◆ Stated problem: Return every line of the material exactly.
## Start Entries shown
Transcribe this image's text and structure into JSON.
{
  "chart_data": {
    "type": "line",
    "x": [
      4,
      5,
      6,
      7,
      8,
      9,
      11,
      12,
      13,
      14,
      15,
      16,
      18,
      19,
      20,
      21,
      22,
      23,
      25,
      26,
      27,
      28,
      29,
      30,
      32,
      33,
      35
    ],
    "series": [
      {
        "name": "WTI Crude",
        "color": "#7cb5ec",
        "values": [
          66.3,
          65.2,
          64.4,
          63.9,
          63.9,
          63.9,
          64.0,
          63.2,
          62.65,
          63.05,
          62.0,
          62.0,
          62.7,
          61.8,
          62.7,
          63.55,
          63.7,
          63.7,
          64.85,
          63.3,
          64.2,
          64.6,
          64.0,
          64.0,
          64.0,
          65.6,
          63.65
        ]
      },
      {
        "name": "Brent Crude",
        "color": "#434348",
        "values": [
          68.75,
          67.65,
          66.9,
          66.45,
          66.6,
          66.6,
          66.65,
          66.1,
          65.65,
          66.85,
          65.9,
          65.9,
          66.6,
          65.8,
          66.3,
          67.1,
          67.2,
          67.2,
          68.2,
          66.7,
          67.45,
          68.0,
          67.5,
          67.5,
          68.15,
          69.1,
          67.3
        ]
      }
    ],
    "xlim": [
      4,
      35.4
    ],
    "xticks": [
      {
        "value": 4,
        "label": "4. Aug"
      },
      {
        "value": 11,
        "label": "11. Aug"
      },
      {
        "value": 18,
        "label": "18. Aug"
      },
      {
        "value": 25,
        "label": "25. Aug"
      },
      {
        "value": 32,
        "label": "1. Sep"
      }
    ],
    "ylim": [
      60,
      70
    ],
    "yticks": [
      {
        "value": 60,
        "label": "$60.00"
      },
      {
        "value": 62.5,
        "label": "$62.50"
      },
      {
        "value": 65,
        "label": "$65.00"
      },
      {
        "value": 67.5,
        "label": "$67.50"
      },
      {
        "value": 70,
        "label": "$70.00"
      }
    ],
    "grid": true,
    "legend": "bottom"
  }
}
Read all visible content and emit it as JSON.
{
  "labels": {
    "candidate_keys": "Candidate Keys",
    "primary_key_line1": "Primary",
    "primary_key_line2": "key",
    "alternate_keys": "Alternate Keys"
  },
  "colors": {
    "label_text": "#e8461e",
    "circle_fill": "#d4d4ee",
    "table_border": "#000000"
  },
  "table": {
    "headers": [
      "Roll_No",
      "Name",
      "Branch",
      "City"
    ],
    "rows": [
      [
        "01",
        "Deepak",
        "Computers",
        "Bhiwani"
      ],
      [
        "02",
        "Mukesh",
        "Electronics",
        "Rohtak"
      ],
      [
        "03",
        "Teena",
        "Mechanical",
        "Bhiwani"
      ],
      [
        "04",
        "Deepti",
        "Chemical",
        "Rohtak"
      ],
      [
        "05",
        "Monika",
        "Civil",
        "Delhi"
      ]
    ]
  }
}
## End Entries shown
◆ Task solution:
Transcribe this image's text and structure into JSON.
{
  "chart_data": {
    "type": "line",
    "x": [
      4,
      5,
      6,
      7,
      8,
      9,
      11,
      12,
      13,
      14,
      15,
      16,
      18,
      19,
      20,
      21,
      22,
      23,
      25,
      26,
      27,
      28,
      29,
      30,
      32,
      33,
      35
    ],
    "series": [
      {
        "name": "WTI Crude",
        "color": "#7cb5ec",
        "values": [
          66.3,
          65.2,
          64.4,
          63.9,
          63.9,
          63.9,
          64.0,
          63.2,
          62.65,
          63.05,
          62.0,
          62.0,
          62.7,
          61.8,
          62.7,
          63.55,
          63.7,
          63.7,
          64.85,
          63.3,
          64.2,
          64.6,
          64.0,
          64.0,
          64.0,
          65.6,
          63.65
        ]
      },
      {
        "name": "Brent Crude",
        "color": "#434348",
        "values": [
          68.75,
          67.65,
          66.9,
          66.45,
          66.6,
          66.6,
          66.65,
          66.1,
          65.65,
          66.85,
          65.9,
          65.9,
          66.6,
          65.8,
          66.3,
          67.1,
          67.2,
          67.2,
          68.2,
          66.7,
          67.45,
          68.0,
          67.5,
          67.5,
          68.15,
          69.1,
          67.3
        ]
      }
    ],
    "xlim": [
      4,
      35.4
    ],
    "xticks": [
      {
        "value": 4,
        "label": "4. Aug"
      },
      {
        "value": 11,
        "label": "11. Aug"
      },
      {
        "value": 18,
        "label": "18. Aug"
      },
      {
        "value": 25,
        "label": "25. Aug"
      },
      {
        "value": 32,
        "label": "1. Sep"
      }
    ],
    "ylim": [
      60,
      70
    ],
    "yticks": [
      {
        "value": 60,
        "label": "$60.00"
      },
      {
        "value": 62.5,
        "label": "$62.50"
      },
      {
        "value": 65,
        "label": "$65.00"
      },
      {
        "value": 67.5,
        "label": "$67.50"
      },
      {
        "value": 70,
        "label": "$70.00"
      }
    ],
    "grid": true,
    "legend": "bottom"
  }
}
Read all visible content and emit it as JSON.
{
  "labels": {
    "candidate_keys": "Candidate Keys",
    "primary_key_line1": "Primary",
    "primary_key_line2": "key",
    "alternate_keys": "Alternate Keys"
  },
  "colors": {
    "label_text": "#e8461e",
    "circle_fill": "#d4d4ee",
    "table_border": "#000000"
  },
  "table": {
    "headers": [
      "Roll_No",
      "Name",
      "Branch",
      "City"
    ],
    "rows": [
      [
        "01",
        "Deepak",
        "Computers",
        "Bhiwani"
      ],
      [
        "02",
        "Mukesh",
        "Electronics",
        "Rohtak"
      ],
      [
        "03",
        "Teena",
        "Mechanical",
        "Bhiwani"
      ],
      [
        "04",
        "Deepti",
        "Chemical",
        "Rohtak"
      ],
      [
        "05",
        "Monika",
        "Civil",
        "Delhi"
      ]
    ]
  }
}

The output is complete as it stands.